Stored data:
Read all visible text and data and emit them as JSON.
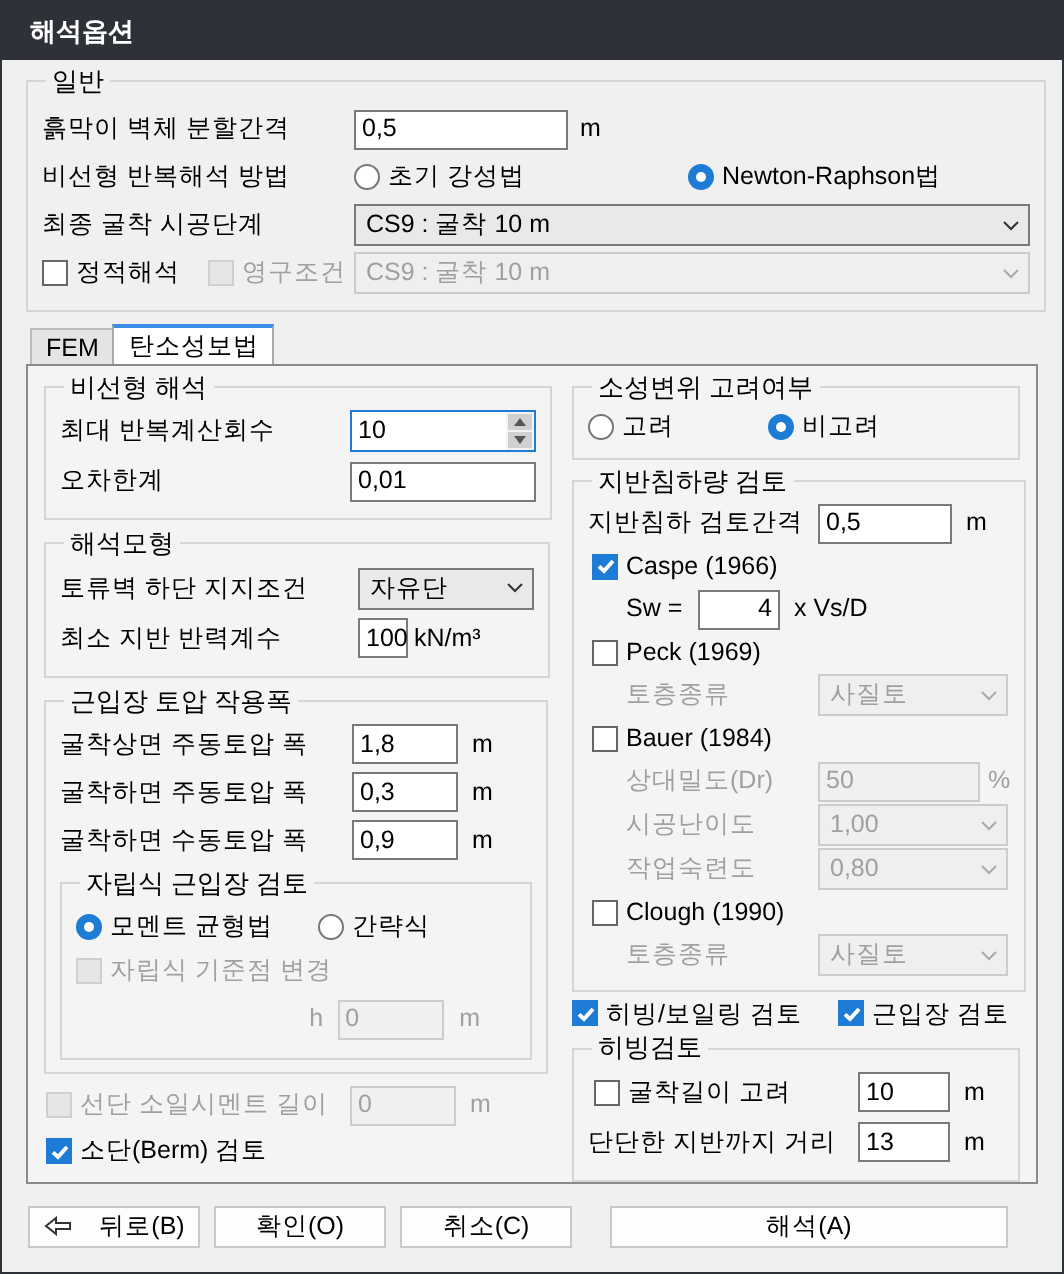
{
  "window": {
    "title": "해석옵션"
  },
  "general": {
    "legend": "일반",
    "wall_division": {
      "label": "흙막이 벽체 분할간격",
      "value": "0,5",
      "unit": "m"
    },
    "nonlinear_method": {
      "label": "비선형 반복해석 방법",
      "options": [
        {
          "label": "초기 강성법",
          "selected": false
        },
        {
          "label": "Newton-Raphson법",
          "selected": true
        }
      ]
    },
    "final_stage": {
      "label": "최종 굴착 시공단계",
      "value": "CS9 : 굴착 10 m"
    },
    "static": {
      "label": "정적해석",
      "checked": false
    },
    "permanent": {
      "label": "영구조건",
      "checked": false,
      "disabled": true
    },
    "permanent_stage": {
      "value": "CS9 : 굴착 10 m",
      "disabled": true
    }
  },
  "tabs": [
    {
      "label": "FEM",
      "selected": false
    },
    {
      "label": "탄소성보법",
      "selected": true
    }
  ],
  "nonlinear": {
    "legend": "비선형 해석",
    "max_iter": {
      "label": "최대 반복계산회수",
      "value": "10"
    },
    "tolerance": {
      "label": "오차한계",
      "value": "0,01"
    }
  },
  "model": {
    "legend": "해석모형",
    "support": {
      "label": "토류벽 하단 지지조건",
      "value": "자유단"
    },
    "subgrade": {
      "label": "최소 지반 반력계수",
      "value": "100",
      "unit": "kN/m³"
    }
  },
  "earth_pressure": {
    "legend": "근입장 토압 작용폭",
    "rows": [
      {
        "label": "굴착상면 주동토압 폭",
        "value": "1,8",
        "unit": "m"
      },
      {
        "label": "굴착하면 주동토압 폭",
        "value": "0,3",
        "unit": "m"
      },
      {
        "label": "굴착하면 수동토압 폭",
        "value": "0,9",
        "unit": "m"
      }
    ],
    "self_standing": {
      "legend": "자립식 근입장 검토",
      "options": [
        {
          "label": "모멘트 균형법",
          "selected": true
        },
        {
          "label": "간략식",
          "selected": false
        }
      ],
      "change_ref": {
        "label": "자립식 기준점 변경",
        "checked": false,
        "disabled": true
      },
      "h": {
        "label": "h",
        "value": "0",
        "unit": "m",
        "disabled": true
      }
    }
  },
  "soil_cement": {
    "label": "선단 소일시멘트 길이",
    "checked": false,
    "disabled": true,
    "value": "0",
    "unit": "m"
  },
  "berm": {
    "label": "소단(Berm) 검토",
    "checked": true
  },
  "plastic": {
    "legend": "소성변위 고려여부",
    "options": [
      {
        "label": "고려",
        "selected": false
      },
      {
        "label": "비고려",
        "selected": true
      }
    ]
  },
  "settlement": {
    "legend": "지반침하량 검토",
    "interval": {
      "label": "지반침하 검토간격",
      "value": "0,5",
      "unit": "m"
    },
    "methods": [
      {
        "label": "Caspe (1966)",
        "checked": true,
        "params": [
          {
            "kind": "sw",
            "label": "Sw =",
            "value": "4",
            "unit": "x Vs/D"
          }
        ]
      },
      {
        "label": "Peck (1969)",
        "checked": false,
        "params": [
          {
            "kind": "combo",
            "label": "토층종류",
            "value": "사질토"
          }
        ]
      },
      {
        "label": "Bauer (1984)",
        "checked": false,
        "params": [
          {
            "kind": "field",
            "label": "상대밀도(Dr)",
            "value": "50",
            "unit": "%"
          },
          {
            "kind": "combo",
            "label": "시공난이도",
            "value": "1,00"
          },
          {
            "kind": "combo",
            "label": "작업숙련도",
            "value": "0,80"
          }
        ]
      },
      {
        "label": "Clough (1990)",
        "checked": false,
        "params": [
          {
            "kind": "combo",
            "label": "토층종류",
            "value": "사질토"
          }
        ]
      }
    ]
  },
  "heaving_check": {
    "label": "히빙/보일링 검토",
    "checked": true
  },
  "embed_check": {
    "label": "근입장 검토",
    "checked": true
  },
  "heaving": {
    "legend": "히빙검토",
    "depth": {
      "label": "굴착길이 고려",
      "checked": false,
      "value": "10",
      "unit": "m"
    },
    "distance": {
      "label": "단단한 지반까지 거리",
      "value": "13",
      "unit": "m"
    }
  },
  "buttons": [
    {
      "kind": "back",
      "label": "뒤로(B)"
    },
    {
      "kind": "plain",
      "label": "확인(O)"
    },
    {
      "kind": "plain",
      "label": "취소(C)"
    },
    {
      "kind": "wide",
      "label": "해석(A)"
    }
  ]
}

**What you are asked to do:**
Transcribe the material exactly, and leave out whatever pictures it holds.

**Final result:**
Read all visible text and data and emit them as JSON.
{
  "window": {
    "title": "해석옵션"
  },
  "general": {
    "legend": "일반",
    "wall_division": {
      "label": "흙막이 벽체 분할간격",
      "value": "0,5",
      "unit": "m"
    },
    "nonlinear_method": {
      "label": "비선형 반복해석 방법",
      "options": [
        {
          "label": "초기 강성법",
          "selected": false
        },
        {
          "label": "Newton-Raphson법",
          "selected": true
        }
      ]
    },
    "final_stage": {
      "label": "최종 굴착 시공단계",
      "value": "CS9 : 굴착 10 m"
    },
    "static": {
      "label": "정적해석",
      "checked": false
    },
    "permanent": {
      "label": "영구조건",
      "checked": false,
      "disabled": true
    },
    "permanent_stage": {
      "value": "CS9 : 굴착 10 m",
      "disabled": true
    }
  },
  "tabs": [
    {
      "label": "FEM",
      "selected": false
    },
    {
      "label": "탄소성보법",
      "selected": true
    }
  ],
  "nonlinear": {
    "legend": "비선형 해석",
    "max_iter": {
      "label": "최대 반복계산회수",
      "value": "10"
    },
    "tolerance": {
      "label": "오차한계",
      "value": "0,01"
    }
  },
  "model": {
    "legend": "해석모형",
    "support": {
      "label": "토류벽 하단 지지조건",
      "value": "자유단"
    },
    "subgrade": {
      "label": "최소 지반 반력계수",
      "value": "100",
      "unit": "kN/m³"
    }
  },
  "earth_pressure": {
    "legend": "근입장 토압 작용폭",
    "rows": [
      {
        "label": "굴착상면 주동토압 폭",
        "value": "1,8",
        "unit": "m"
      },
      {
        "label": "굴착하면 주동토압 폭",
        "value": "0,3",
        "unit": "m"
      },
      {
        "label": "굴착하면 수동토압 폭",
        "value": "0,9",
        "unit": "m"
      }
    ],
    "self_standing": {
      "legend": "자립식 근입장 검토",
      "options": [
        {
          "label": "모멘트 균형법",
          "selected": true
        },
        {
          "label": "간략식",
          "selected": false
        }
      ],
      "change_ref": {
        "label": "자립식 기준점 변경",
        "checked": false,
        "disabled": true
      },
      "h": {
        "label": "h",
        "value": "0",
        "unit": "m",
        "disabled": true
      }
    }
  },
  "soil_cement": {
    "label": "선단 소일시멘트 길이",
    "checked": false,
    "disabled": true,
    "value": "0",
    "unit": "m"
  },
  "berm": {
    "label": "소단(Berm) 검토",
    "checked": true
  },
  "plastic": {
    "legend": "소성변위 고려여부",
    "options": [
      {
        "label": "고려",
        "selected": false
      },
      {
        "label": "비고려",
        "selected": true
      }
    ]
  },
  "settlement": {
    "legend": "지반침하량 검토",
    "interval": {
      "label": "지반침하 검토간격",
      "value": "0,5",
      "unit": "m"
    },
    "methods": [
      {
        "label": "Caspe (1966)",
        "checked": true,
        "params": [
          {
            "kind": "sw",
            "label": "Sw =",
            "value": "4",
            "unit": "x Vs/D"
          }
        ]
      },
      {
        "label": "Peck (1969)",
        "checked": false,
        "params": [
          {
            "kind": "combo",
            "label": "토층종류",
            "value": "사질토"
          }
        ]
      },
      {
        "label": "Bauer (1984)",
        "checked": false,
        "params": [
          {
            "kind": "field",
            "label": "상대밀도(Dr)",
            "value": "50",
            "unit": "%"
          },
          {
            "kind": "combo",
            "label": "시공난이도",
            "value": "1,00"
          },
          {
            "kind": "combo",
            "label": "작업숙련도",
            "value": "0,80"
          }
        ]
      },
      {
        "label": "Clough (1990)",
        "checked": false,
        "params": [
          {
            "kind": "combo",
            "label": "토층종류",
            "value": "사질토"
          }
        ]
      }
    ]
  },
  "heaving_check": {
    "label": "히빙/보일링 검토",
    "checked": true
  },
  "embed_check": {
    "label": "근입장 검토",
    "checked": true
  },
  "heaving": {
    "legend": "히빙검토",
    "depth": {
      "label": "굴착길이 고려",
      "checked": false,
      "value": "10",
      "unit": "m"
    },
    "distance": {
      "label": "단단한 지반까지 거리",
      "value": "13",
      "unit": "m"
    }
  },
  "buttons": [
    {
      "kind": "back",
      "label": "뒤로(B)"
    },
    {
      "kind": "plain",
      "label": "확인(O)"
    },
    {
      "kind": "plain",
      "label": "취소(C)"
    },
    {
      "kind": "wide",
      "label": "해석(A)"
    }
  ]
}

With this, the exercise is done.